# Glue up warped, options to fix



## lumberjoe (Mar 30, 2012)

I've been working on a table for a while, It's my first venture into arts and crafts and I am taking my time with it. The table top is made from curly ash and is 21×24 - 3 pieces laminated. That was the first thing I did about 3 weeks ago. I only sanded it to 80 grit so far - no final sanding and no finish. It has significantly warped despite being laid flat. One high spot is right at a glue line. The glue up was actually nice on this one, you can only see the glue line if you look for it at the end grain, and the middle board developed quite a bow.

I don't have a drum sander or 21" jointer. I could flatten it with a router plane, but the warp is significant enough (the middle is about 5/8" off the table) that I would need to remove too much material. Here is what I am thinking, but I would love to hear your options:

1 - Rip along the glue lines, ditch the middle board and re-glue (I have a piece that will ft and match)
2 - Instead of three 7" strips, rip them down into smaller pieces. The overall dimensions will be 20" x 22" so I still have some room for a blade kerf here and there.
3 - Lay it down on the cast iron table saw with some even and significant weight on the top of it when the TS is not in use

I doubt #3 will work and it will likely compromise the glue joint


----------



## Grandpa (Jan 28, 2011)

I was taught woodworking many years ago when Industrial Arts was taught in the high schools. I even have an Industrial Arts degree. I still am not sure what to do but I will tell you what I was taught. Rip the glue lines then rip each of those 7" boards and flip every other board. Let the wood hold itself straight by alternating the grain. The glue lines will likely show worse. This usually happens unless you veneer a substrate. When you glue the boards, use cauls to hold it straight. Leave it clamped for a couple of days and see what happens. I have done these things and still ended up glues another board on the back side to hold if. Big pieces want to move on you. Good luck. Maybe someone will have a miracle cure for you but this is what I was taught and what I would do.

### Supplied material
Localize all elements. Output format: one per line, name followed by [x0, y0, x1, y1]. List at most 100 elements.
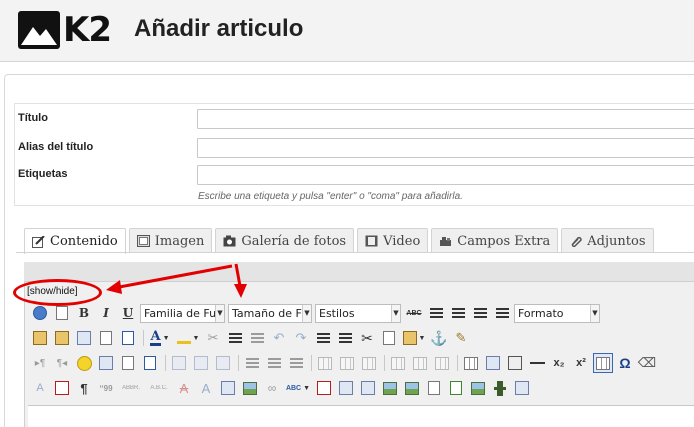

### Complete the following
1. Transcribe the thread about the warped glue-up from "3 - Lay it down" to "(Jan 28, 2011)".
2. Pick up the thread about the warped glue-up after its final sentence and carry it forward.
The listing has no connection to the thread about the warped glue-up.

### Responses
1.
3 - Lay it down on the cast iron table saw with some even and significant weight on the top of it when the TS is not in use

I doubt #3 will work and it will likely compromise the glue joint


----------



## Grandpa (Jan 28, 2011)

2.
----------



## nwbusa (Feb 21, 2012)

I personally would try option 1 and hope for the best. I think the less glue lines you have, the less opportunity for problems you will have. I've got plans for a similar table with a 5/4 curly maple top, so I may be in the same boat soon.


----------



## waho6o9 (May 6, 2011)

Maybe glue them up like the picture?


----------



## Pono (Mar 10, 2012)

go with #1 I have dealt with that before even with grain match up pictured above


----------



## a1Jim (Aug 9, 2008)

Laying wood flat exposes one side to more drying than having it on stickers, possibly causing warping. It could be your wood is not dry enough or you did not let it acclimate long enough in your shop before making your panel or one board just had internal stress causing it to warp. This is a good example of why you rough cut material in advance and let it sit in your shop as long as possible before building. All said and done the easiest way to go is option #1


----------



## ChuckC (May 13, 2010)

Rip the glue lines, mill the boards square, and alternate the rings.


----------



## Sodabowski (Aug 23, 2010)

Just what all the guys above already said. You might want to invest in a wood moisture meter, too.


----------



## knotscott (Feb 27, 2009)

I'd try option #1 first. Jim raises a good point about moisture differences.


----------



## lumberjoe (Mar 30, 2012)

Thanks for all the replies. I'm going to rip the glue lines and re-glue it square. I still have 36 mortises and tenons to cut, so I am going to wait until I am closer to final assembly (which thanks to the cold weather already could be a few weeks) I did alternate the grain on these, but Jim pointed out my mistakes that I didn't even know I made:

1 - These were glued up about 3 hours after I sent them through the planer at the mill. They were dry to begin with, the guy at the mill measures MC for me (these were 6%, and it is KD lumber)

2 - I don't know why I didn't think about the laying flat thing. That makes total sense now. I'll use stickers from now on.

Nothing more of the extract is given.